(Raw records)
-=-=-

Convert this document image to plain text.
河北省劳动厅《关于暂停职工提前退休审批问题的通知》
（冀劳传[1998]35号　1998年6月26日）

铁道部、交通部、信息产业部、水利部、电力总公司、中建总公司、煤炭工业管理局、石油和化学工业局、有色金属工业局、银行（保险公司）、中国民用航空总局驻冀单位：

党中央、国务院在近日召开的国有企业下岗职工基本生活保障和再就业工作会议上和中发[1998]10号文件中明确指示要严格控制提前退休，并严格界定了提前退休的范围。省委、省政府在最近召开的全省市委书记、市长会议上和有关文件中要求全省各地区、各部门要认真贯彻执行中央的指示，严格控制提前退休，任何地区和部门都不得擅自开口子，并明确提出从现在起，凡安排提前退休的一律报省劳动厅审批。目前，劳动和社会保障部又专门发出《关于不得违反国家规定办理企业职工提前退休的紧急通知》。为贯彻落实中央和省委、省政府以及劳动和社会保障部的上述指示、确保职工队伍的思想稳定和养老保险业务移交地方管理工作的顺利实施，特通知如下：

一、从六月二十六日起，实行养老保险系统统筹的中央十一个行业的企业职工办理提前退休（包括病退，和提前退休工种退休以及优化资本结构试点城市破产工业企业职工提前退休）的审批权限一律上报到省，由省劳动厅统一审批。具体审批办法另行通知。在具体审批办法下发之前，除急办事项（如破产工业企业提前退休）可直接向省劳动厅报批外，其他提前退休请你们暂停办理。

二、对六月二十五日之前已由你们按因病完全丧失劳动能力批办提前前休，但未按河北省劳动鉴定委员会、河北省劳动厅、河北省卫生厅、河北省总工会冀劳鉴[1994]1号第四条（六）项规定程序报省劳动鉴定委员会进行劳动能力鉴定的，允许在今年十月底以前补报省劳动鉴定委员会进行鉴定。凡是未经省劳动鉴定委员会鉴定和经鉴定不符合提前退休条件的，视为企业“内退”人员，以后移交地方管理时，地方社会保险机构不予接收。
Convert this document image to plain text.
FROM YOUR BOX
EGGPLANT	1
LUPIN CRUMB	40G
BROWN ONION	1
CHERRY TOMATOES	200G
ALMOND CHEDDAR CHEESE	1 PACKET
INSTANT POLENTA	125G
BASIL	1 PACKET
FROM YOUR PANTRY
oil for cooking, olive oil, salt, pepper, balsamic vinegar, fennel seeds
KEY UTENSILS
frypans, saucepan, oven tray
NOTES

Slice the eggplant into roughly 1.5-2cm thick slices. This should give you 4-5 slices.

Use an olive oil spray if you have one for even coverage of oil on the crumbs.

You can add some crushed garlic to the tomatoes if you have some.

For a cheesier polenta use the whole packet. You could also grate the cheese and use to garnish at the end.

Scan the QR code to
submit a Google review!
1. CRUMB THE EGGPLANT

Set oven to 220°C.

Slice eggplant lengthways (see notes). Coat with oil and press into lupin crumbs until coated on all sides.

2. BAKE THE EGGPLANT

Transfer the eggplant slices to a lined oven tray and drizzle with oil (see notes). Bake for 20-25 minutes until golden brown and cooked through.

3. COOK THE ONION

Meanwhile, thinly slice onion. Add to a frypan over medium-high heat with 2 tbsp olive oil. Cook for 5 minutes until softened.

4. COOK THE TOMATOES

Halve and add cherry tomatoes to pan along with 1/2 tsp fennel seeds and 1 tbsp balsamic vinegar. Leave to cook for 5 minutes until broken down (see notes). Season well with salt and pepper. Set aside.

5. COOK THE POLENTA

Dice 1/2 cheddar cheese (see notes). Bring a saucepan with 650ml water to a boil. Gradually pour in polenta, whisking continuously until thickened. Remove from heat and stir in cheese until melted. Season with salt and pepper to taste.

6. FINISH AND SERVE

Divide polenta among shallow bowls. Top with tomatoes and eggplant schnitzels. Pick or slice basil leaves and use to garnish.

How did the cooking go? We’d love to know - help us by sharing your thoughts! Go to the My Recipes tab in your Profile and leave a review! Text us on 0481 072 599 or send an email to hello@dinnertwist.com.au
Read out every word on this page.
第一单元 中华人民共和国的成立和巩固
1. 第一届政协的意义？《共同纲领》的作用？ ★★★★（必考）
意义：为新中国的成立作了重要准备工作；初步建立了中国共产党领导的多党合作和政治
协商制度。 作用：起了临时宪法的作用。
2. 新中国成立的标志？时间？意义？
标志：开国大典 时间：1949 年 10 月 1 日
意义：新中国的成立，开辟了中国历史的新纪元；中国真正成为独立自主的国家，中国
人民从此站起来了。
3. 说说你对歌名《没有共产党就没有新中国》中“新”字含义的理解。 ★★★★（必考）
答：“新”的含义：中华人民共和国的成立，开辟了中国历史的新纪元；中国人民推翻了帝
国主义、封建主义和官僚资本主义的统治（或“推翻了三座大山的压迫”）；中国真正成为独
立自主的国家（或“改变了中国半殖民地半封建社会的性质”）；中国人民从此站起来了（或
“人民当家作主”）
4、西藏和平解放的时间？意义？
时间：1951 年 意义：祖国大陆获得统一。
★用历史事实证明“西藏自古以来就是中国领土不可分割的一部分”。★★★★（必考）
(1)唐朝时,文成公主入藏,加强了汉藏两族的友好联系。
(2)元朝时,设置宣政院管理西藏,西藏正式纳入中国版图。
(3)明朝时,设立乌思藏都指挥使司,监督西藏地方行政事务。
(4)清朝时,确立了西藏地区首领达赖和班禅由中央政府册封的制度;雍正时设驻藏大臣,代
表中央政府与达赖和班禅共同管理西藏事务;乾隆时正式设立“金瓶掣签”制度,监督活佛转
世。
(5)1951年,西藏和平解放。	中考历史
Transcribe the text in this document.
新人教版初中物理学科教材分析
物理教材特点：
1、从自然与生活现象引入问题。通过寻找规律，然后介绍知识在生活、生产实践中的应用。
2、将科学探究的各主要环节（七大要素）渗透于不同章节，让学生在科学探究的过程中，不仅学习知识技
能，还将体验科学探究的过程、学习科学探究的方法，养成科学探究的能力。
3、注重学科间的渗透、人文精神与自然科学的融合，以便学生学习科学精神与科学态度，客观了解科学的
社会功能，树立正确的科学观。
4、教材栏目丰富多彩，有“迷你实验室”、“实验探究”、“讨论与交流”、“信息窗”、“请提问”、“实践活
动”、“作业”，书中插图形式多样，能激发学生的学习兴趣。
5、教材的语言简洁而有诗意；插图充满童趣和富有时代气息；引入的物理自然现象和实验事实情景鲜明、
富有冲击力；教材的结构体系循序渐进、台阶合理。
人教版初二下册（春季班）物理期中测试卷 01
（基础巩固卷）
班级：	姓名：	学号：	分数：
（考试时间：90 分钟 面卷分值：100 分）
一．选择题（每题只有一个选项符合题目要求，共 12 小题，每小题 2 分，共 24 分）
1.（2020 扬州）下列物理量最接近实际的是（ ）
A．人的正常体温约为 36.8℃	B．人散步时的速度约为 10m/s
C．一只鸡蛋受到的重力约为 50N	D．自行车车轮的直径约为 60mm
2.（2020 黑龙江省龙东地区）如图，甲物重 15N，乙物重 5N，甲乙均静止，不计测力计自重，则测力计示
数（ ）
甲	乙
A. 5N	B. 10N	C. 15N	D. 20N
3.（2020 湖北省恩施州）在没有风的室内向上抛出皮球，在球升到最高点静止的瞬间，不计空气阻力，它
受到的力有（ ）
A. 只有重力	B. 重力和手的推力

-=-=-

**What to produce**
Reproduce every record above exactly as it appears.

**Answer in full**
Convert this document image to plain text.
河北省劳动厅《关于暂停职工提前退休审批问题的通知》
（冀劳传[1998]35号　1998年6月26日）

铁道部、交通部、信息产业部、水利部、电力总公司、中建总公司、煤炭工业管理局、石油和化学工业局、有色金属工业局、银行（保险公司）、中国民用航空总局驻冀单位：

党中央、国务院在近日召开的国有企业下岗职工基本生活保障和再就业工作会议上和中发[1998]10号文件中明确指示要严格控制提前退休，并严格界定了提前退休的范围。省委、省政府在最近召开的全省市委书记、市长会议上和有关文件中要求全省各地区、各部门要认真贯彻执行中央的指示，严格控制提前退休，任何地区和部门都不得擅自开口子，并明确提出从现在起，凡安排提前退休的一律报省劳动厅审批。目前，劳动和社会保障部又专门发出《关于不得违反国家规定办理企业职工提前退休的紧急通知》。为贯彻落实中央和省委、省政府以及劳动和社会保障部的上述指示、确保职工队伍的思想稳定和养老保险业务移交地方管理工作的顺利实施，特通知如下：

一、从六月二十六日起，实行养老保险系统统筹的中央十一个行业的企业职工办理提前退休（包括病退，和提前退休工种退休以及优化资本结构试点城市破产工业企业职工提前退休）的审批权限一律上报到省，由省劳动厅统一审批。具体审批办法另行通知。在具体审批办法下发之前，除急办事项（如破产工业企业提前退休）可直接向省劳动厅报批外，其他提前退休请你们暂停办理。

二、对六月二十五日之前已由你们按因病完全丧失劳动能力批办提前前休，但未按河北省劳动鉴定委员会、河北省劳动厅、河北省卫生厅、河北省总工会冀劳鉴[1994]1号第四条（六）项规定程序报省劳动鉴定委员会进行劳动能力鉴定的，允许在今年十月底以前补报省劳动鉴定委员会进行鉴定。凡是未经省劳动鉴定委员会鉴定和经鉴定不符合提前退休条件的，视为企业“内退”人员，以后移交地方管理时，地方社会保险机构不予接收。
Convert this document image to plain text.
FROM YOUR BOX
EGGPLANT	1
LUPIN CRUMB	40G
BROWN ONION	1
CHERRY TOMATOES	200G
ALMOND CHEDDAR CHEESE	1 PACKET
INSTANT POLENTA	125G
BASIL	1 PACKET
FROM YOUR PANTRY
oil for cooking, olive oil, salt, pepper, balsamic vinegar, fennel seeds
KEY UTENSILS
frypans, saucepan, oven tray
NOTES

Slice the eggplant into roughly 1.5-2cm thick slices. This should give you 4-5 slices.

Use an olive oil spray if you have one for even coverage of oil on the crumbs.

You can add some crushed garlic to the tomatoes if you have some.

For a cheesier polenta use the whole packet. You could also grate the cheese and use to garnish at the end.

Scan the QR code to
submit a Google review!
1. CRUMB THE EGGPLANT

Set oven to 220°C.

Slice eggplant lengthways (see notes). Coat with oil and press into lupin crumbs until coated on all sides.

2. BAKE THE EGGPLANT

Transfer the eggplant slices to a lined oven tray and drizzle with oil (see notes). Bake for 20-25 minutes until golden brown and cooked through.

3. COOK THE ONION

Meanwhile, thinly slice onion. Add to a frypan over medium-high heat with 2 tbsp olive oil. Cook for 5 minutes until softened.

4. COOK THE TOMATOES

Halve and add cherry tomatoes to pan along with 1/2 tsp fennel seeds and 1 tbsp balsamic vinegar. Leave to cook for 5 minutes until broken down (see notes). Season well with salt and pepper. Set aside.

5. COOK THE POLENTA

Dice 1/2 cheddar cheese (see notes). Bring a saucepan with 650ml water to a boil. Gradually pour in polenta, whisking continuously until thickened. Remove from heat and stir in cheese until melted. Season with salt and pepper to taste.

6. FINISH AND SERVE

Divide polenta among shallow bowls. Top with tomatoes and eggplant schnitzels. Pick or slice basil leaves and use to garnish.

How did the cooking go? We’d love to know - help us by sharing your thoughts! Go to the My Recipes tab in your Profile and leave a review! Text us on 0481 072 599 or send an email to hello@dinnertwist.com.au
Read out every word on this page.
第一单元 中华人民共和国的成立和巩固
1. 第一届政协的意义？《共同纲领》的作用？ ★★★★（必考）
意义：为新中国的成立作了重要准备工作；初步建立了中国共产党领导的多党合作和政治
协商制度。 作用：起了临时宪法的作用。
2. 新中国成立的标志？时间？意义？
标志：开国大典 时间：1949 年 10 月 1 日
意义：新中国的成立，开辟了中国历史的新纪元；中国真正成为独立自主的国家，中国
人民从此站起来了。
3. 说说你对歌名《没有共产党就没有新中国》中“新”字含义的理解。 ★★★★（必考）
答：“新”的含义：中华人民共和国的成立，开辟了中国历史的新纪元；中国人民推翻了帝
国主义、封建主义和官僚资本主义的统治（或“推翻了三座大山的压迫”）；中国真正成为独
立自主的国家（或“改变了中国半殖民地半封建社会的性质”）；中国人民从此站起来了（或
“人民当家作主”）
4、西藏和平解放的时间？意义？
时间：1951 年 意义：祖国大陆获得统一。
★用历史事实证明“西藏自古以来就是中国领土不可分割的一部分”。★★★★（必考）
(1)唐朝时,文成公主入藏,加强了汉藏两族的友好联系。
(2)元朝时,设置宣政院管理西藏,西藏正式纳入中国版图。
(3)明朝时,设立乌思藏都指挥使司,监督西藏地方行政事务。
(4)清朝时,确立了西藏地区首领达赖和班禅由中央政府册封的制度;雍正时设驻藏大臣,代
表中央政府与达赖和班禅共同管理西藏事务;乾隆时正式设立“金瓶掣签”制度,监督活佛转
世。
(5)1951年,西藏和平解放。	中考历史
Transcribe the text in this document.
新人教版初中物理学科教材分析
物理教材特点：
1、从自然与生活现象引入问题。通过寻找规律，然后介绍知识在生活、生产实践中的应用。
2、将科学探究的各主要环节（七大要素）渗透于不同章节，让学生在科学探究的过程中，不仅学习知识技
能，还将体验科学探究的过程、学习科学探究的方法，养成科学探究的能力。
3、注重学科间的渗透、人文精神与自然科学的融合，以便学生学习科学精神与科学态度，客观了解科学的
社会功能，树立正确的科学观。
4、教材栏目丰富多彩，有“迷你实验室”、“实验探究”、“讨论与交流”、“信息窗”、“请提问”、“实践活
动”、“作业”，书中插图形式多样，能激发学生的学习兴趣。
5、教材的语言简洁而有诗意；插图充满童趣和富有时代气息；引入的物理自然现象和实验事实情景鲜明、
富有冲击力；教材的结构体系循序渐进、台阶合理。
人教版初二下册（春季班）物理期中测试卷 01
（基础巩固卷）
班级：	姓名：	学号：	分数：
（考试时间：90 分钟 面卷分值：100 分）
一．选择题（每题只有一个选项符合题目要求，共 12 小题，每小题 2 分，共 24 分）
1.（2020 扬州）下列物理量最接近实际的是（ ）
A．人的正常体温约为 36.8℃	B．人散步时的速度约为 10m/s
C．一只鸡蛋受到的重力约为 50N	D．自行车车轮的直径约为 60mm
2.（2020 黑龙江省龙东地区）如图，甲物重 15N，乙物重 5N，甲乙均静止，不计测力计自重，则测力计示
数（ ）
甲	乙
A. 5N	B. 10N	C. 15N	D. 20N
3.（2020 湖北省恩施州）在没有风的室内向上抛出皮球，在球升到最高点静止的瞬间，不计空气阻力，它
受到的力有（ ）
A. 只有重力	B. 重力和手的推力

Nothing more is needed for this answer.